#### [GOAL OF THE EXERCISE]
Go through the listing and copy each line with the string "University".

— begin EXTRACTED ENTRIES —

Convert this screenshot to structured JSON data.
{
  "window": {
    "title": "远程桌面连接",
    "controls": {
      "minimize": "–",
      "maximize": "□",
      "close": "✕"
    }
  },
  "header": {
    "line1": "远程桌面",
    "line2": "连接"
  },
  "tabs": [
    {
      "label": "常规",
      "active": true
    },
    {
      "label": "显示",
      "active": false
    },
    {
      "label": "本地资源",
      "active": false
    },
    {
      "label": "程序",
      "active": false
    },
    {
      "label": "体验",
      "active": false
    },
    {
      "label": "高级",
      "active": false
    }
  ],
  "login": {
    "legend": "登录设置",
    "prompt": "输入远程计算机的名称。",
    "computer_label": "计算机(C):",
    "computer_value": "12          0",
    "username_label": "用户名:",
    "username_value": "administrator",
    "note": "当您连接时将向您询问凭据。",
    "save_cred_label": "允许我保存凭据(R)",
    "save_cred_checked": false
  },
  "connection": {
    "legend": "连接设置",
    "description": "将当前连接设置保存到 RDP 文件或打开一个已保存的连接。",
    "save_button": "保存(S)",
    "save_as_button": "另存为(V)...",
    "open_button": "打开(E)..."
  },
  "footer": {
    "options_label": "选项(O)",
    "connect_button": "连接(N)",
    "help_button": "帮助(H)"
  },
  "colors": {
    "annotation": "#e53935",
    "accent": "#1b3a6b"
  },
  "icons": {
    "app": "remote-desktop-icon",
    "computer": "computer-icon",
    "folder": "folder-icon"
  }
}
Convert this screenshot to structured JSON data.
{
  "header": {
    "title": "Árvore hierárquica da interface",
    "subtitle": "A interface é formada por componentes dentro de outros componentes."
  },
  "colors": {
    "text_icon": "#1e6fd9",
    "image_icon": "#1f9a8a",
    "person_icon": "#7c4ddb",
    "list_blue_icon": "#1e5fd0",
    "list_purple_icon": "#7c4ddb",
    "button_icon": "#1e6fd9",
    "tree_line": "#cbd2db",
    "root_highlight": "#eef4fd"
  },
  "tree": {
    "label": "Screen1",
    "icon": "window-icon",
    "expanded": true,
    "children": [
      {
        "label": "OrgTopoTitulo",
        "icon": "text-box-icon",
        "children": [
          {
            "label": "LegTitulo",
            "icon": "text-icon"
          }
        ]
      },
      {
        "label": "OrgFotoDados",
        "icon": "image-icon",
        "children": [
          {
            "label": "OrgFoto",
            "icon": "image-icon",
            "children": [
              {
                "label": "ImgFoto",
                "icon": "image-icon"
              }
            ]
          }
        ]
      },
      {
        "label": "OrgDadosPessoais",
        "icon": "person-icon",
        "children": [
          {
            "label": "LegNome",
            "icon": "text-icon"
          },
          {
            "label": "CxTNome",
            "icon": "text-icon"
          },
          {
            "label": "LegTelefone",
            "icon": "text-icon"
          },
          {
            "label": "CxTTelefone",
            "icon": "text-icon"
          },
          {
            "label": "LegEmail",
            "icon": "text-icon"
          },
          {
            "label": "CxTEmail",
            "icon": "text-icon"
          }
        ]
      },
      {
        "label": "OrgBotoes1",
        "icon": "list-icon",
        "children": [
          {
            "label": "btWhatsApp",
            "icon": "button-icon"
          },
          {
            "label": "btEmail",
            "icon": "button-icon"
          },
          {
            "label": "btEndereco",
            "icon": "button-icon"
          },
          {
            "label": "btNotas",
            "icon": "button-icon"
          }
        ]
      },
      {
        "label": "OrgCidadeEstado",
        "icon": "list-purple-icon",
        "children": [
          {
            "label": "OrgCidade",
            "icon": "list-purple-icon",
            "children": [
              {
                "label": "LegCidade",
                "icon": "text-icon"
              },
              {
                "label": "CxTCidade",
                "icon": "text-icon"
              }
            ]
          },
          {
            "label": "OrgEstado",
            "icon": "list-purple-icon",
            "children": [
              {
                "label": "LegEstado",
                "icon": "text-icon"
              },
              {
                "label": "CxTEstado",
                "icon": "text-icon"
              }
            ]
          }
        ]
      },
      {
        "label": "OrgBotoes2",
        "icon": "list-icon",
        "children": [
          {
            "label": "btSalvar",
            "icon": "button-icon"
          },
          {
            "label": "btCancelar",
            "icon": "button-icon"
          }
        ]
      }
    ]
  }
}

— end EXTRACTED ENTRIES —
— begin EXTRACTED ENTRIES —

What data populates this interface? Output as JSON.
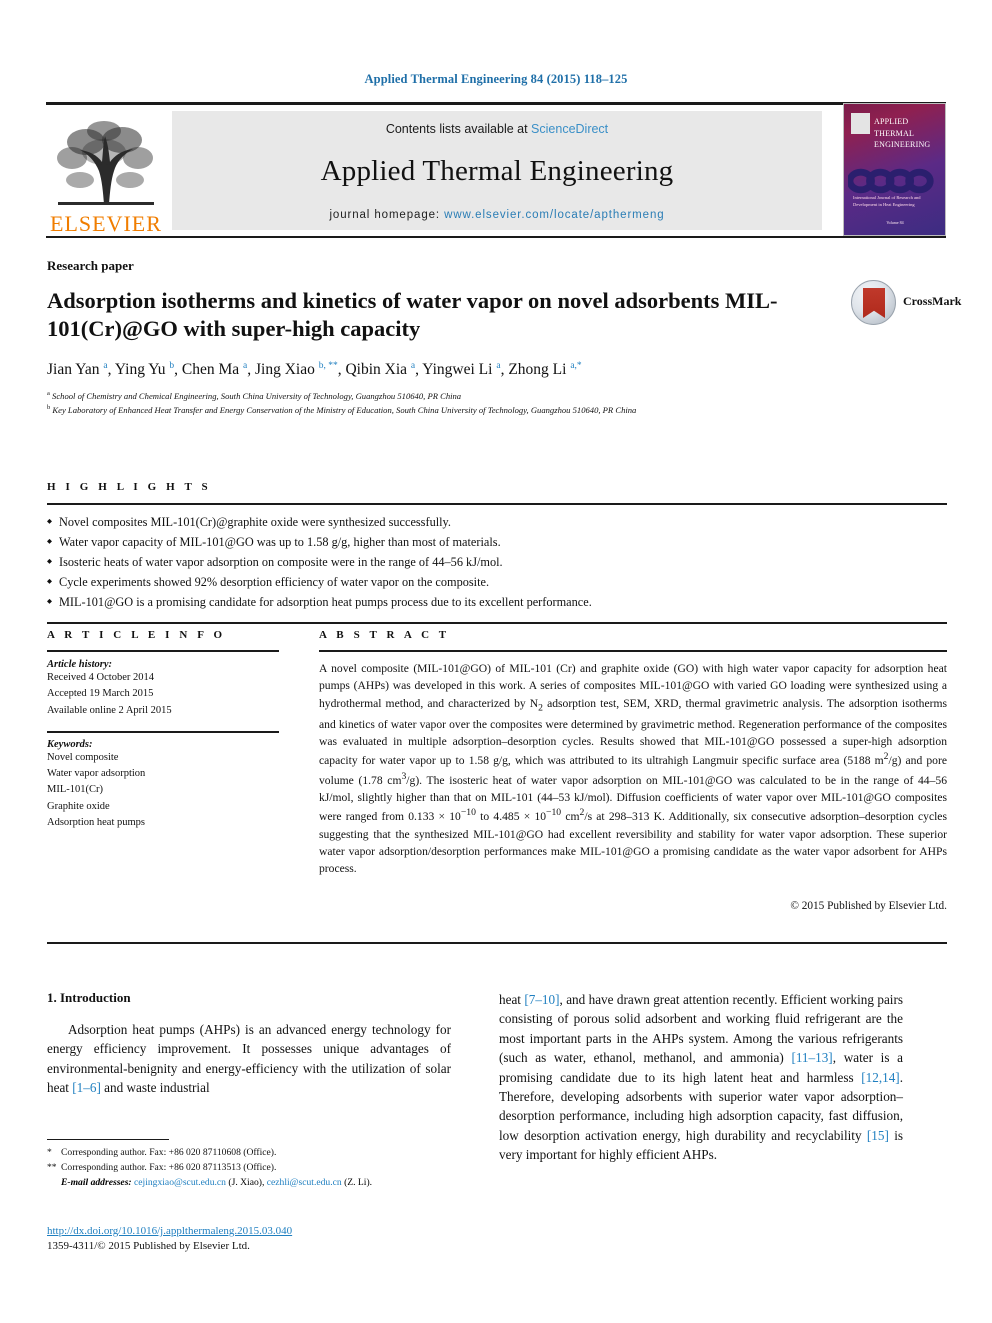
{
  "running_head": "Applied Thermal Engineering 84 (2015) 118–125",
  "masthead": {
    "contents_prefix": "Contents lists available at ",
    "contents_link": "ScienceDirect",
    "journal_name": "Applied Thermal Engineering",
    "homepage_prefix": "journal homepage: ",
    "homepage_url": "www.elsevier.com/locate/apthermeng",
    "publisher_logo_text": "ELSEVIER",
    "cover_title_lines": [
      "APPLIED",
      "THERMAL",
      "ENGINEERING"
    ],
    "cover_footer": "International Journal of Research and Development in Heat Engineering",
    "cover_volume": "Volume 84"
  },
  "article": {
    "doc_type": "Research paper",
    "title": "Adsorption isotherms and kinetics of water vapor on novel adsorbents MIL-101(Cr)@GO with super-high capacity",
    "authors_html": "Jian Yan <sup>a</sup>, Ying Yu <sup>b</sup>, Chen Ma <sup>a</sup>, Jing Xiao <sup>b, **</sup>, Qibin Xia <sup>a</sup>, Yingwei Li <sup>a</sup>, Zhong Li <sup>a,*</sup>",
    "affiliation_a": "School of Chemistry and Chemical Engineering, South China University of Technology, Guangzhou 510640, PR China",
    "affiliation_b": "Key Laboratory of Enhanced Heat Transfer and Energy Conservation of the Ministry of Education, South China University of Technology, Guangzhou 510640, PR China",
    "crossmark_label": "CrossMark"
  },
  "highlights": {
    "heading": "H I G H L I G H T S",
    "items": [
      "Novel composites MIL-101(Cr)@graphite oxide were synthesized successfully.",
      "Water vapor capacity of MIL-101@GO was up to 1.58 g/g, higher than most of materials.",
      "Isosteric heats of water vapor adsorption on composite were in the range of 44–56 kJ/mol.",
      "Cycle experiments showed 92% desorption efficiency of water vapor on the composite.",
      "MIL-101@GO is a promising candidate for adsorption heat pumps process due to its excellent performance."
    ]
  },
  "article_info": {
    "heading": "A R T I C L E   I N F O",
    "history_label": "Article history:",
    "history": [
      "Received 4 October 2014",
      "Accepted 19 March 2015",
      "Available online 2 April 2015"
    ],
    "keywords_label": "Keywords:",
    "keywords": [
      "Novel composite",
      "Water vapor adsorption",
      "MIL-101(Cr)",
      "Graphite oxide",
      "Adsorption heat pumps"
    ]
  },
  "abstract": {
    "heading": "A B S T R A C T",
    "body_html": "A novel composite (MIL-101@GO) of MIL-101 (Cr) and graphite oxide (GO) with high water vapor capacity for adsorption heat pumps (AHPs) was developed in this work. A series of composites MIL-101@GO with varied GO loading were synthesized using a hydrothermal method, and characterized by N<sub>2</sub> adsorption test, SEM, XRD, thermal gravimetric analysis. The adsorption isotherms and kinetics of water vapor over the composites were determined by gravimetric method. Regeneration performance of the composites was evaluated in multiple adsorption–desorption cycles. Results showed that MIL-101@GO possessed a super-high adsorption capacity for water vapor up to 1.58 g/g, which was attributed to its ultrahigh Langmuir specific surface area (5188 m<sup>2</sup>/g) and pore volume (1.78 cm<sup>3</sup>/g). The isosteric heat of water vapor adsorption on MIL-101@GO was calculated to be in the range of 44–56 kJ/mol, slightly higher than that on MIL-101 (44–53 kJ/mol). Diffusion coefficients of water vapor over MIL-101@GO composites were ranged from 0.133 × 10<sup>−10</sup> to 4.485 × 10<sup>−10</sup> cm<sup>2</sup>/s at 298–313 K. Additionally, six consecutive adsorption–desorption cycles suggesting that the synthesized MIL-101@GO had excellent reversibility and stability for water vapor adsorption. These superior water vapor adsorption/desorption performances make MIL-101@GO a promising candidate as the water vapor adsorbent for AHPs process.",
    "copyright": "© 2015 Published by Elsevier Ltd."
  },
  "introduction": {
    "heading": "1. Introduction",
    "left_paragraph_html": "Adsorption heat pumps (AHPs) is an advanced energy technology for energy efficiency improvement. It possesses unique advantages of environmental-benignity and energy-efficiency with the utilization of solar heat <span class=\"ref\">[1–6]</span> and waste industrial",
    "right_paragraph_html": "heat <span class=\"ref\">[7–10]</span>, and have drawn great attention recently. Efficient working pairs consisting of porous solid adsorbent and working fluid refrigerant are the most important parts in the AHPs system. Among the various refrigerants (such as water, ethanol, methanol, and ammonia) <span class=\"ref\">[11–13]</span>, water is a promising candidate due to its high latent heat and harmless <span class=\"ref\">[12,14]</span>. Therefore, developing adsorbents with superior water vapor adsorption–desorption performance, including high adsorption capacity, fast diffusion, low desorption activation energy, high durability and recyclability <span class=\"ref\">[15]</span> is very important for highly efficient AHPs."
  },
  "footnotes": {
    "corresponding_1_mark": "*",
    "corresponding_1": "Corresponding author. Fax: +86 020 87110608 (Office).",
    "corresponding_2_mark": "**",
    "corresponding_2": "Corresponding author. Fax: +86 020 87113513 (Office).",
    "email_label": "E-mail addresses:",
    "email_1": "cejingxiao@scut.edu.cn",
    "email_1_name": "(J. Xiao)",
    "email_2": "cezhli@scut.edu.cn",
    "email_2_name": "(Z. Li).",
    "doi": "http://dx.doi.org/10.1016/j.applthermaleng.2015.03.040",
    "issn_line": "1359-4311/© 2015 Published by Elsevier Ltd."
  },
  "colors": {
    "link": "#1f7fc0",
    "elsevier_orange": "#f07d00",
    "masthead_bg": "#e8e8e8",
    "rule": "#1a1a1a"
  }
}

— end EXTRACTED ENTRIES —

#### [SOLUTION TO THE EXERCISE]
    "affiliation_a": "School of Chemistry and Chemical Engineering, South China University of Technology, Guangzhou 510640, PR China",
    "affiliation_b": "Key Laboratory of Enhanced Heat Transfer and Energy Conservation of the Ministry of Education, South China University of Technology, Guangzhou 510640, PR China",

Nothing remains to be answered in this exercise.